▶ [What to work on]: Return all entries precisely as they stand, without the images.
○ ○ ○
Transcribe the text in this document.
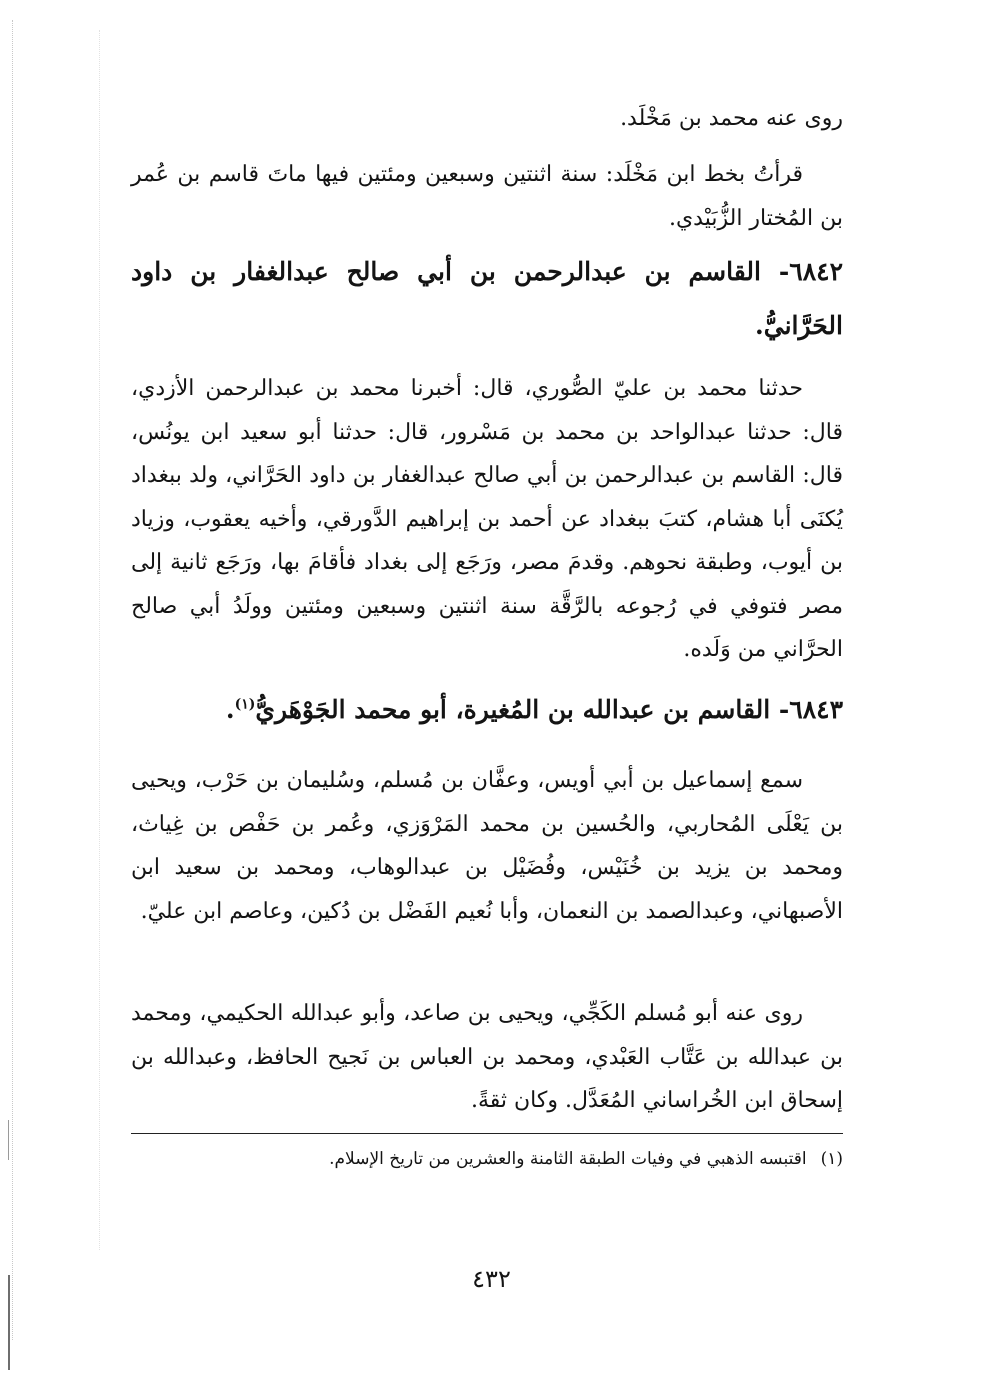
روى عنه محمد بن مَخْلَد.
قرأتُ بخط ابن مَخْلَد: سنة اثنتين وسبعين ومئتين فيها ماتَ قاسم بن عُمر بن المُختار الزُّبَيْدي.
٦٨٤٢- القاسم بن عبدالرحمن بن أبي صالح عبدالغفار بن داود الحَرَّانيُّ.
حدثنا محمد بن عليّ الصُّوري، قال: أخبرنا محمد بن عبدالرحمن الأزدي، قال: حدثنا عبدالواحد بن محمد بن مَسْرور، قال: حدثنا أبو سعيد ابن يونُس، قال: القاسم بن عبدالرحمن بن أبي صالح عبدالغفار بن داود الحَرَّاني، ولد ببغداد يُكنَى أبا هشام، كتبَ ببغداد عن أحمد بن إبراهيم الدَّورقي، وأخيه يعقوب، وزياد بن أيوب، وطبقة نحوهم. وقدمَ مصر، ورَجَع إلى بغداد فأقامَ بها، ورَجَع ثانية إلى مصر فتوفي في رُجوعه بالرَّقَّة سنة اثنتين وسبعين ومئتين وولَدُ أبي صالح الحرَّاني من وَلَده.
٦٨٤٣- القاسم بن عبدالله بن المُغيرة، أبو محمد الجَوْهَريُّ$^{(١)}$.
سمع إسماعيل بن أبي أويس، وعفَّان بن مُسلم، وسُليمان بن حَرْب، ويحيى بن يَعْلَى المُحاربي، والحُسين بن محمد المَرْوَزي، وعُمر بن حَفْص بن غِياث، ومحمد بن يزيد بن خُنَيْس، وفُضَيْل بن عبدالوهاب، ومحمد بن سعيد ابن الأصبهاني، وعبدالصمد بن النعمان، وأبا نُعيم الفَضْل بن دُكين، وعاصم ابن عليّ.
روى عنه أبو مُسلم الكَجِّي، ويحيى بن صاعد، وأبو عبدالله الحكيمي، ومحمد بن عبدالله بن عَتَّاب العَبْدي، ومحمد بن العباس بن نَجيح الحافظ، وعبدالله بن إسحاق ابن الخُراساني المُعَدَّل. وكان ثقةً.
(١)اقتبسه الذهبي في وفيات الطبقة الثامنة والعشرين من تاريخ الإسلام.
٤٣٢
○ ○ ○
▶ [Written answer]:
Transcribe the text in this document.
روى عنه محمد بن مَخْلَد.
قرأتُ بخط ابن مَخْلَد: سنة اثنتين وسبعين ومئتين فيها ماتَ قاسم بن عُمر بن المُختار الزُّبَيْدي.
٦٨٤٢- القاسم بن عبدالرحمن بن أبي صالح عبدالغفار بن داود الحَرَّانيُّ.
حدثنا محمد بن عليّ الصُّوري، قال: أخبرنا محمد بن عبدالرحمن الأزدي، قال: حدثنا عبدالواحد بن محمد بن مَسْرور، قال: حدثنا أبو سعيد ابن يونُس، قال: القاسم بن عبدالرحمن بن أبي صالح عبدالغفار بن داود الحَرَّاني، ولد ببغداد يُكنَى أبا هشام، كتبَ ببغداد عن أحمد بن إبراهيم الدَّورقي، وأخيه يعقوب، وزياد بن أيوب، وطبقة نحوهم. وقدمَ مصر، ورَجَع إلى بغداد فأقامَ بها، ورَجَع ثانية إلى مصر فتوفي في رُجوعه بالرَّقَّة سنة اثنتين وسبعين ومئتين وولَدُ أبي صالح الحرَّاني من وَلَده.
٦٨٤٣- القاسم بن عبدالله بن المُغيرة، أبو محمد الجَوْهَريُّ$^{(١)}$.
سمع إسماعيل بن أبي أويس، وعفَّان بن مُسلم، وسُليمان بن حَرْب، ويحيى بن يَعْلَى المُحاربي، والحُسين بن محمد المَرْوَزي، وعُمر بن حَفْص بن غِياث، ومحمد بن يزيد بن خُنَيْس، وفُضَيْل بن عبدالوهاب، ومحمد بن سعيد ابن الأصبهاني، وعبدالصمد بن النعمان، وأبا نُعيم الفَضْل بن دُكين، وعاصم ابن عليّ.
روى عنه أبو مُسلم الكَجِّي، ويحيى بن صاعد، وأبو عبدالله الحكيمي، ومحمد بن عبدالله بن عَتَّاب العَبْدي، ومحمد بن العباس بن نَجيح الحافظ، وعبدالله بن إسحاق ابن الخُراساني المُعَدَّل. وكان ثقةً.
(١)اقتبسه الذهبي في وفيات الطبقة الثامنة والعشرين من تاريخ الإسلام.
٤٣٢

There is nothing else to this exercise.